**WHAT TO WORK ON**
Where does the word "Cena" appear in the data? Copy every line that holds it.

(Stored entries)

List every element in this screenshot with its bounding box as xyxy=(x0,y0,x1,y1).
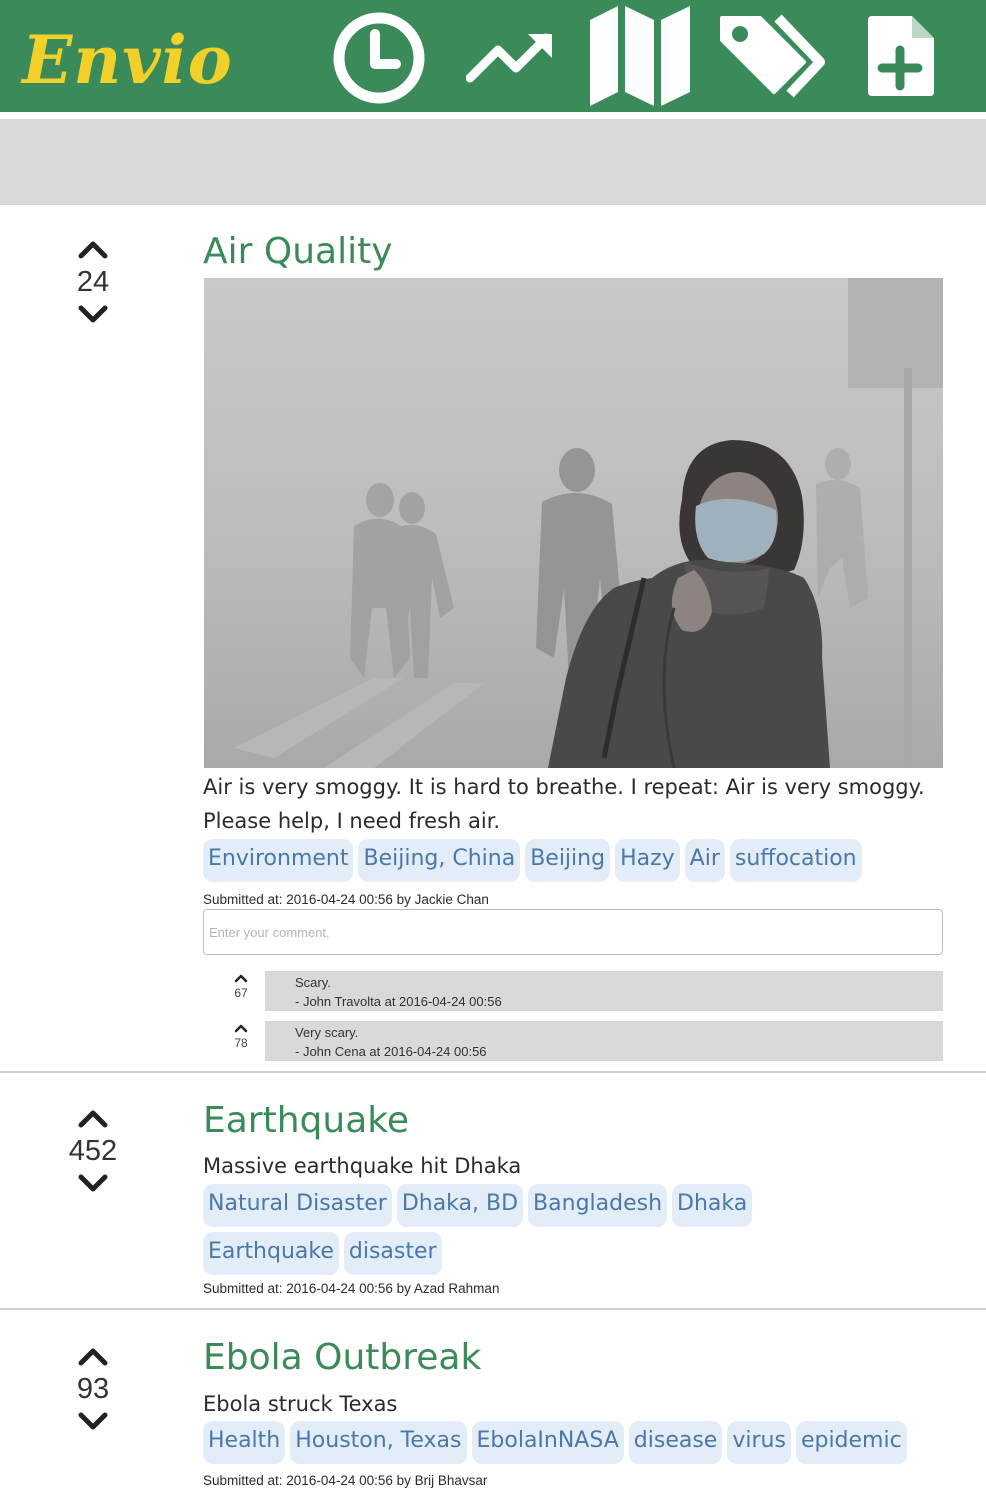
top-nav-bar: Envio xyxy=(0,0,986,112)
upvote-icon[interactable] xyxy=(78,238,108,260)
comment-vote-panel: 78 xyxy=(226,1023,256,1051)
tag[interactable]: EbolaInNASA xyxy=(471,1421,624,1464)
tag[interactable]: Houston, Texas xyxy=(290,1421,467,1464)
tag[interactable]: Air xyxy=(684,839,725,882)
tag[interactable]: virus xyxy=(727,1421,791,1464)
tag[interactable]: Hazy xyxy=(615,839,680,882)
comment-vote-count: 78 xyxy=(234,1036,248,1050)
post-vote-panel: 452 xyxy=(52,1107,134,1195)
post-title[interactable]: Air Quality xyxy=(203,230,393,274)
post-description: Ebola struck Texas xyxy=(203,1392,398,1416)
comment-vote-count: 67 xyxy=(234,986,248,1000)
comment-text: Scary. xyxy=(295,975,331,990)
sub-toolbar xyxy=(0,119,986,205)
tag[interactable]: disaster xyxy=(343,1232,442,1275)
submitted-info: Submitted at: 2016-04-24 00:56 by Azad R… xyxy=(203,1281,500,1296)
tag[interactable]: Earthquake xyxy=(203,1232,339,1275)
vote-count: 93 xyxy=(76,1373,110,1405)
post-photo xyxy=(204,278,943,768)
comment-vote-panel: 67 xyxy=(226,973,256,1001)
tag[interactable]: Dhaka xyxy=(672,1184,753,1227)
post-divider xyxy=(0,1071,986,1073)
submitted-info: Submitted at: 2016-04-24 00:56 by Jackie… xyxy=(203,892,489,907)
app-logo[interactable]: Envio xyxy=(22,20,233,100)
smog-photo-image xyxy=(204,278,943,768)
header-separator xyxy=(0,112,986,119)
comment-upvote-icon[interactable] xyxy=(234,973,248,983)
comment-body: Very scary. - John Cena at 2016-04-24 00… xyxy=(265,1021,943,1061)
comment-input[interactable] xyxy=(203,909,943,955)
post-description: Air is very smoggy. It is hard to breath… xyxy=(203,775,925,833)
comment-text: Very scary. xyxy=(295,1025,359,1040)
trending-up-icon[interactable] xyxy=(466,30,556,84)
post-tags: Environment Beijing, China Beijing Hazy … xyxy=(203,839,943,882)
new-file-icon[interactable] xyxy=(864,12,936,100)
submitted-info: Submitted at: 2016-04-24 00:56 by Brij B… xyxy=(203,1473,488,1488)
map-icon[interactable] xyxy=(588,4,692,108)
post-description: Massive earthquake hit Dhaka xyxy=(203,1154,522,1178)
post-tags: Natural Disaster Dhaka, BD Bangladesh Dh… xyxy=(203,1184,893,1275)
tag[interactable]: epidemic xyxy=(795,1421,907,1464)
comment-item: 78 Very scary. - John Cena at 2016-04-24… xyxy=(204,1021,943,1061)
comment-meta: - John Travolta at 2016-04-24 00:56 xyxy=(295,994,502,1009)
tag[interactable]: Natural Disaster xyxy=(203,1184,392,1227)
tags-icon[interactable] xyxy=(716,12,828,100)
tag[interactable]: Health xyxy=(203,1421,286,1464)
tag[interactable]: Environment xyxy=(203,839,354,882)
vote-count: 24 xyxy=(76,266,110,298)
post-vote-panel: 93 xyxy=(52,1345,134,1433)
post-divider xyxy=(0,1308,986,1310)
tag[interactable]: disease xyxy=(628,1421,723,1464)
post-vote-panel: 24 xyxy=(52,238,134,326)
comment-meta: - John Cena at 2016-04-24 00:56 xyxy=(295,1044,487,1059)
post-title[interactable]: Ebola Outbreak xyxy=(203,1336,481,1380)
downvote-icon[interactable] xyxy=(78,1173,108,1195)
tag[interactable]: Bangladesh xyxy=(528,1184,668,1227)
comment-item: 67 Scary. - John Travolta at 2016-04-24 … xyxy=(204,971,943,1011)
vote-count: 452 xyxy=(68,1135,118,1167)
upvote-icon[interactable] xyxy=(78,1345,108,1367)
upvote-icon[interactable] xyxy=(78,1107,108,1129)
clock-icon[interactable] xyxy=(330,10,428,106)
comment-body: Scary. - John Travolta at 2016-04-24 00:… xyxy=(265,971,943,1011)
tag[interactable]: Dhaka, BD xyxy=(396,1184,524,1227)
tag[interactable]: suffocation xyxy=(729,839,862,882)
downvote-icon[interactable] xyxy=(78,304,108,326)
tag[interactable]: Beijing, China xyxy=(358,839,521,882)
post-tags: Health Houston, Texas EbolaInNASA diseas… xyxy=(203,1421,943,1464)
tag[interactable]: Beijing xyxy=(525,839,611,882)
post-title[interactable]: Earthquake xyxy=(203,1099,409,1143)
downvote-icon[interactable] xyxy=(78,1411,108,1433)
comment-upvote-icon[interactable] xyxy=(234,1023,248,1033)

**ANSWER FOR THE TASK**
comment-body: Very scary. - John Cena at 2016-04-24 00… xyxy=(265,1021,943,1061)
comment-item: 78 Very scary. - John Cena at 2016-04-24… xyxy=(204,1021,943,1061)
comment-meta: - John Cena at 2016-04-24 00:56 xyxy=(295,1044,487,1059)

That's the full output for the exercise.